> **What you should do**: Find the lines with the string "this" and return them.

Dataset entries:
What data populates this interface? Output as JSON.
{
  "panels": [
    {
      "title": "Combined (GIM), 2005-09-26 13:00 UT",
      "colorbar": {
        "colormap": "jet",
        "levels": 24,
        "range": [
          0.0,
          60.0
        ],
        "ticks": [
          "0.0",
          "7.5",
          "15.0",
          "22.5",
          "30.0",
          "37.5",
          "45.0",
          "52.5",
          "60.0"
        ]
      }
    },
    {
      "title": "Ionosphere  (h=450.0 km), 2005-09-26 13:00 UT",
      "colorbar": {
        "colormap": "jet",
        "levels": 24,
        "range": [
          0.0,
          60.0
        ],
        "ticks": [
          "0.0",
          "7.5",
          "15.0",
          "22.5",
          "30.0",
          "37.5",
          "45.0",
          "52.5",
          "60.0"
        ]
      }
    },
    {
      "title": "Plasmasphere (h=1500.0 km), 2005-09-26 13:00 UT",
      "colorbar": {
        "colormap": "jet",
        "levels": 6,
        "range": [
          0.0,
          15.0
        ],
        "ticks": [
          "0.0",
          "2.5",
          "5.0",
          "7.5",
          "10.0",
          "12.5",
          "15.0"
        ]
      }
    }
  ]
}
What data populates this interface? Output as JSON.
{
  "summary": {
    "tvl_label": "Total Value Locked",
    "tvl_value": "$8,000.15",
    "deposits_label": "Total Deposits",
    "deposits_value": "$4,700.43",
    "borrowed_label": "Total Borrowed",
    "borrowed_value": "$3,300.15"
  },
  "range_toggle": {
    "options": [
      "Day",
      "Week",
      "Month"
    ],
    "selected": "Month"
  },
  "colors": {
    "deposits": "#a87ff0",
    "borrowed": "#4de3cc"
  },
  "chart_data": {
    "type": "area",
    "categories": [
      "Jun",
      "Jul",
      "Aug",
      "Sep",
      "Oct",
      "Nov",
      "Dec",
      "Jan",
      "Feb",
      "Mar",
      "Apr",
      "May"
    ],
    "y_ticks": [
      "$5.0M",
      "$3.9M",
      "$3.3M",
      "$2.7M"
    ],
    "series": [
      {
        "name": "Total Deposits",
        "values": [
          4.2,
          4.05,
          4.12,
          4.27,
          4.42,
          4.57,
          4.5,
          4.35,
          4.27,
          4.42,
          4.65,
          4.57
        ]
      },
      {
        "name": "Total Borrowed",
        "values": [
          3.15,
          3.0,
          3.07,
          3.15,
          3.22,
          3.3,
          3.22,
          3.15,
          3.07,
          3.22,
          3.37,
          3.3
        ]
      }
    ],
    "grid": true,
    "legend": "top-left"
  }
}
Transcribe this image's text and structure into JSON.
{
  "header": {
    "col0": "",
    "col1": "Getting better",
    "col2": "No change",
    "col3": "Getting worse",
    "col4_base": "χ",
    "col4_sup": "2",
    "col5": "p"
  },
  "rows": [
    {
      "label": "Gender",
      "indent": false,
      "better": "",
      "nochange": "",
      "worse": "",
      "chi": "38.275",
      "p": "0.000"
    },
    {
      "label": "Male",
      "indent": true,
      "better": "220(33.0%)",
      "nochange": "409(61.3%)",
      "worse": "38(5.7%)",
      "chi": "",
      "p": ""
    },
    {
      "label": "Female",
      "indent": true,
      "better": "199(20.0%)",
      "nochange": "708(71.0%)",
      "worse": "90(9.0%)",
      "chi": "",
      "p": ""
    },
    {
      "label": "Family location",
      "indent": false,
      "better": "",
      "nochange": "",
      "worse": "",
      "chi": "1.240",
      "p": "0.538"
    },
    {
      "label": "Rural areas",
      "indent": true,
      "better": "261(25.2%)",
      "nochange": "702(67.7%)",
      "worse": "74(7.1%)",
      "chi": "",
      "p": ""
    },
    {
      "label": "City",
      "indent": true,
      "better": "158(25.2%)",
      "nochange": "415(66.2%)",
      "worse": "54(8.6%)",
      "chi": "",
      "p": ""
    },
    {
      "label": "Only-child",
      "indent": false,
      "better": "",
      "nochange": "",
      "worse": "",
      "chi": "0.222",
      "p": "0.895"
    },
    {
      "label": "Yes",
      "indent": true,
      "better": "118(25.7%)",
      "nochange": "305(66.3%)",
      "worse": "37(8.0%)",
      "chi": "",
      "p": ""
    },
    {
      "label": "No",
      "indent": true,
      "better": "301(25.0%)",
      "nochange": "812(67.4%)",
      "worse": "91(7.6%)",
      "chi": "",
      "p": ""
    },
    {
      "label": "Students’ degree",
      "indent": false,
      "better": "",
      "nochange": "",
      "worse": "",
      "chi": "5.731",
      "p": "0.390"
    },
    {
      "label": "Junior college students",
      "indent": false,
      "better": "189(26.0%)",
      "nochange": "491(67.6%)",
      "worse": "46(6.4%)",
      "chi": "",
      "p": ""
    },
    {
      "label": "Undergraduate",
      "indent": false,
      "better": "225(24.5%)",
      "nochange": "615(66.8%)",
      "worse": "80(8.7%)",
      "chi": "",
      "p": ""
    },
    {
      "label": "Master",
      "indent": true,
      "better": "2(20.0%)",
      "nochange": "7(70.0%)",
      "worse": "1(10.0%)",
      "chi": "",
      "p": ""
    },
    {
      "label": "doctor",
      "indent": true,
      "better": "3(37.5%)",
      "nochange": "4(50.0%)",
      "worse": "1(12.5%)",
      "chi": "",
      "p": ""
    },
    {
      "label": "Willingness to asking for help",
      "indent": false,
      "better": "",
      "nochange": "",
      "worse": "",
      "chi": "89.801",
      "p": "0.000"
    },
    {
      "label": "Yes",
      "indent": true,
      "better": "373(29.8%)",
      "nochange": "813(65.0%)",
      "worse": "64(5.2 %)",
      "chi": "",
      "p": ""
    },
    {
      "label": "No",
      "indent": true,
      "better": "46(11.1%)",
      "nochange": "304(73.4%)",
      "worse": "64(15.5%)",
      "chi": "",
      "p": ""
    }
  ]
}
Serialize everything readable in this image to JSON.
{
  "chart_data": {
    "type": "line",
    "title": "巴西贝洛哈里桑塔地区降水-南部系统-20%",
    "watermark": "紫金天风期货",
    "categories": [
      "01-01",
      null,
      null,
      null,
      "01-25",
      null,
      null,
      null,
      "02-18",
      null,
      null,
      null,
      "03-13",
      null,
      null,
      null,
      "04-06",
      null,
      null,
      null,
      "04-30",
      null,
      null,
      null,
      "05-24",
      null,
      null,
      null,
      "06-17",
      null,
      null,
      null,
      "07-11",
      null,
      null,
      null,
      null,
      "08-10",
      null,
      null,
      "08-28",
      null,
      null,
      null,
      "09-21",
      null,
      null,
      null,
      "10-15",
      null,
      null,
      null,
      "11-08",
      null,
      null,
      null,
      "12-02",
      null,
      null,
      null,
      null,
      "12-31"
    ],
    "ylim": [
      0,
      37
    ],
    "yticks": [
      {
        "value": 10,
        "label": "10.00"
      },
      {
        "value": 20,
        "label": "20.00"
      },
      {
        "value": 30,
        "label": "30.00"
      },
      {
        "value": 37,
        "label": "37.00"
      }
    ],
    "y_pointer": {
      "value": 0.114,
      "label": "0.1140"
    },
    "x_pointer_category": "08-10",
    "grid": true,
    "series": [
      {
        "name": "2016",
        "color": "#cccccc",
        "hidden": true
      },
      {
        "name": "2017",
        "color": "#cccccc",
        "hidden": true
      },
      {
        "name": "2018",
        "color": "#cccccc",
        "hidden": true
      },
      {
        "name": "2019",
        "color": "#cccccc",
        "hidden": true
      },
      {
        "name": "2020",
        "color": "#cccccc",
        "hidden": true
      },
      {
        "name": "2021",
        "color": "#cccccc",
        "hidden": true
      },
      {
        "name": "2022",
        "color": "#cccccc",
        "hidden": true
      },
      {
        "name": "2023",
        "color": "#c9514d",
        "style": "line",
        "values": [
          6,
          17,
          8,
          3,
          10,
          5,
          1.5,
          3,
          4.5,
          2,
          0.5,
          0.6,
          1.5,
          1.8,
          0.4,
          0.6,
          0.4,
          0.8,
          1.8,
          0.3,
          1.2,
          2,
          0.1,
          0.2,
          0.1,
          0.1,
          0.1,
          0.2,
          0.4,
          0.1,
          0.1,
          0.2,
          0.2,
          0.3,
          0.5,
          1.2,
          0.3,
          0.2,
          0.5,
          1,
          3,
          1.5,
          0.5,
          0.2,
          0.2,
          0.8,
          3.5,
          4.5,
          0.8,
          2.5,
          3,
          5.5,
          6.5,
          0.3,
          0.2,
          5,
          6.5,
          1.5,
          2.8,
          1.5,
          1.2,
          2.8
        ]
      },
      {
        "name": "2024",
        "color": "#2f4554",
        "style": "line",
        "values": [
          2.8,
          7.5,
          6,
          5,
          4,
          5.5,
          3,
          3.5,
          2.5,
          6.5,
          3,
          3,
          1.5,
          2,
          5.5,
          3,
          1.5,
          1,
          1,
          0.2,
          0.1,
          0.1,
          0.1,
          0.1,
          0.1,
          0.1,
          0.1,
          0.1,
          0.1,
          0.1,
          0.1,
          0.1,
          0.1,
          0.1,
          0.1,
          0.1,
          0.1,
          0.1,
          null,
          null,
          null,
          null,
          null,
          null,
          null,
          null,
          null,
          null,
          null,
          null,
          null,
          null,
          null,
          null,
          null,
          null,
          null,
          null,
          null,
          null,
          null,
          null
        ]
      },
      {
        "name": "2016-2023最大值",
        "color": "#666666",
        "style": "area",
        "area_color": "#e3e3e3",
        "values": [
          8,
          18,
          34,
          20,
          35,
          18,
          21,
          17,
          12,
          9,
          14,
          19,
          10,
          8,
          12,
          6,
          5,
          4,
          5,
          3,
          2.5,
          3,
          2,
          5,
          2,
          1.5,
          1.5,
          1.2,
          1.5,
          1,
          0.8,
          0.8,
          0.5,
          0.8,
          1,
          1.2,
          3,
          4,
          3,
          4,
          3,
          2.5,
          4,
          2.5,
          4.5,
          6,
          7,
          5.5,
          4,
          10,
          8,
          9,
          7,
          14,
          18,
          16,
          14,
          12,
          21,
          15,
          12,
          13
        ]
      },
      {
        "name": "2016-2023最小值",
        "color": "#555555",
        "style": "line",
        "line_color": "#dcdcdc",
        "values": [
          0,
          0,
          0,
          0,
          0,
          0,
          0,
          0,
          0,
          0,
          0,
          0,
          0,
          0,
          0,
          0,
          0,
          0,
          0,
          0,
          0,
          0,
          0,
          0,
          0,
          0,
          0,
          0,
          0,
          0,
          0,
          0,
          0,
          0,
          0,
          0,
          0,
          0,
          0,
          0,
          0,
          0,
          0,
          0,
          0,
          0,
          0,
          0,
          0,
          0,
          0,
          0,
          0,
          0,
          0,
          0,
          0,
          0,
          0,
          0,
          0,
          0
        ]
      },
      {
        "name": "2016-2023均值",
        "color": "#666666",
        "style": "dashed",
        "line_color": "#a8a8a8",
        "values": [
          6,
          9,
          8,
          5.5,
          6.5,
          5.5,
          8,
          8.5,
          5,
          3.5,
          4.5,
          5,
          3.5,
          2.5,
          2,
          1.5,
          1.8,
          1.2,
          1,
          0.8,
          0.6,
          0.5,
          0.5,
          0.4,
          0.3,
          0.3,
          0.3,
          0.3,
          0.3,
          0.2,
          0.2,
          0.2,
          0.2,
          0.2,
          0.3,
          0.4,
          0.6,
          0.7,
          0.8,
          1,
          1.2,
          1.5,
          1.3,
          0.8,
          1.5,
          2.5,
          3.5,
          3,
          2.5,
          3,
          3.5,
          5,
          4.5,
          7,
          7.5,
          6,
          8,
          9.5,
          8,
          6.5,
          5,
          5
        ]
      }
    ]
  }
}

> **Response**:
What data populates this interface? Output as JSON.
What data populates this interface? Output as JSON.
Transcribe this image's text and structure into JSON.
Serialize everything readable in this image to JSON.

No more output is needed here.